§ Aim of the exercise: Count how many lines hold the string "JSON". Answer with that number and nothing more.

Chart and figure data:
►

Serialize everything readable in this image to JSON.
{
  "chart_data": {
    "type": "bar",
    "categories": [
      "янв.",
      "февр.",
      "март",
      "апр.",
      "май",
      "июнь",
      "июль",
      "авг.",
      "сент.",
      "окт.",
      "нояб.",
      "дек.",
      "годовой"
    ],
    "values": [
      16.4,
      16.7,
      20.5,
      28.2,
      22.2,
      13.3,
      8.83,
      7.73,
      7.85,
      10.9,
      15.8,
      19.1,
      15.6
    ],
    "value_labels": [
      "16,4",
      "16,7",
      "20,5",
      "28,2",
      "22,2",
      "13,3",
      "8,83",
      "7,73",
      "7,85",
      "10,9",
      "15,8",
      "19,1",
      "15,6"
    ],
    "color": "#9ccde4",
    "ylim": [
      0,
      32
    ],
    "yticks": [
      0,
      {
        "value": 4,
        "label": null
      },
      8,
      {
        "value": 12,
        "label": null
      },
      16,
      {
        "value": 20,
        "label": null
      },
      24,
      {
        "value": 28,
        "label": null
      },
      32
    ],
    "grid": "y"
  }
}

◄
►

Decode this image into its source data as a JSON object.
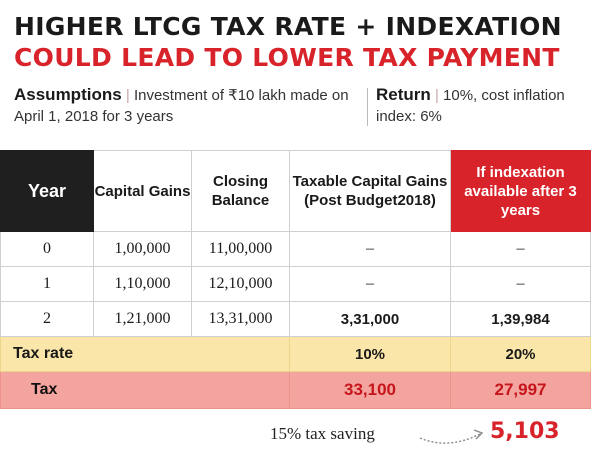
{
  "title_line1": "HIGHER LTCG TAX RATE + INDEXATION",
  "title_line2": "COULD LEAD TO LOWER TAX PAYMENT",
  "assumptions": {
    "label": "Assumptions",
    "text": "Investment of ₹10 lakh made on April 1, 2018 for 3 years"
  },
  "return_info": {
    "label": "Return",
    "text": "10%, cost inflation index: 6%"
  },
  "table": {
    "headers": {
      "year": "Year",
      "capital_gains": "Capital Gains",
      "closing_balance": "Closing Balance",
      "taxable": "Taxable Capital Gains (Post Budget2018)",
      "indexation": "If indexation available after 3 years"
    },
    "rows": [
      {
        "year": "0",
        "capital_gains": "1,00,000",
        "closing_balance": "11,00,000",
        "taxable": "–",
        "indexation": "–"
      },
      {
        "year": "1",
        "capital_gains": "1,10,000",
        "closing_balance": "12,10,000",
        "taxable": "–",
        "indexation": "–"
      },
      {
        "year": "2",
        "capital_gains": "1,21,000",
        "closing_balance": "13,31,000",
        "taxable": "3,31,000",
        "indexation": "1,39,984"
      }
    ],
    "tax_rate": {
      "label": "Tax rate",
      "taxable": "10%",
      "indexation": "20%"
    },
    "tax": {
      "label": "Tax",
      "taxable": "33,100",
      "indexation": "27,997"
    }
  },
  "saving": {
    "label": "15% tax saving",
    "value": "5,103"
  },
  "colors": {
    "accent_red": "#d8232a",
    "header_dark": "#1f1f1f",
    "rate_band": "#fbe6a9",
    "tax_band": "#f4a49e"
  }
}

◄
►

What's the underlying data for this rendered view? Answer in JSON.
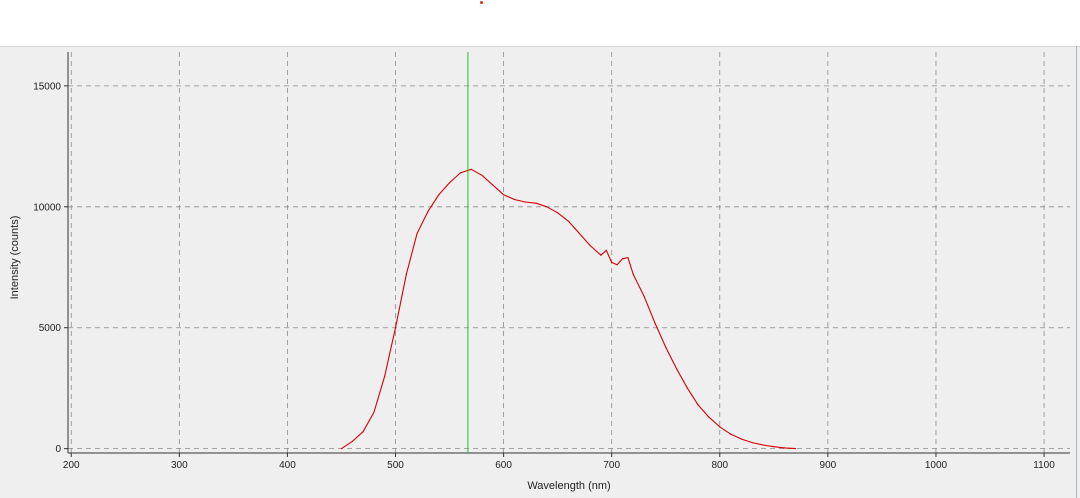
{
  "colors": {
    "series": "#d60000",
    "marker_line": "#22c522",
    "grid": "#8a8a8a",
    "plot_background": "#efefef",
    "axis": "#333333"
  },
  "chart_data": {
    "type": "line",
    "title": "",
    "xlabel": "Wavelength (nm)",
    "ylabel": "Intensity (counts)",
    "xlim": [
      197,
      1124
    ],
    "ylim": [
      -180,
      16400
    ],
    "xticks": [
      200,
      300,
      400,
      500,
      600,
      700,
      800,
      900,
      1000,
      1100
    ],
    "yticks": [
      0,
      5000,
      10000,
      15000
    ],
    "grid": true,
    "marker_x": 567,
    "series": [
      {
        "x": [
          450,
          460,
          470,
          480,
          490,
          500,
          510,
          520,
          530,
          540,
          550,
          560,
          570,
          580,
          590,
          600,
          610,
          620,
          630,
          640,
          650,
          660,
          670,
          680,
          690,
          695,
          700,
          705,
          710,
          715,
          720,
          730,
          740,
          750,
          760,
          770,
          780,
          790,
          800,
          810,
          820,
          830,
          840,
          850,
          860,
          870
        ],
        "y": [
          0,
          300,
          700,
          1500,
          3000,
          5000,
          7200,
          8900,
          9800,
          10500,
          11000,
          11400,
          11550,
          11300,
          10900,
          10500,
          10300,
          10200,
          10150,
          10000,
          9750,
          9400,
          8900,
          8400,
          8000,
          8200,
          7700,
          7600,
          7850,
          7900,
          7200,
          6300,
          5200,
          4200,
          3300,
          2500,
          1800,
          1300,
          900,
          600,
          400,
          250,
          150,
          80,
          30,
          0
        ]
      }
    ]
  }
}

◄

§ Exercise output: 3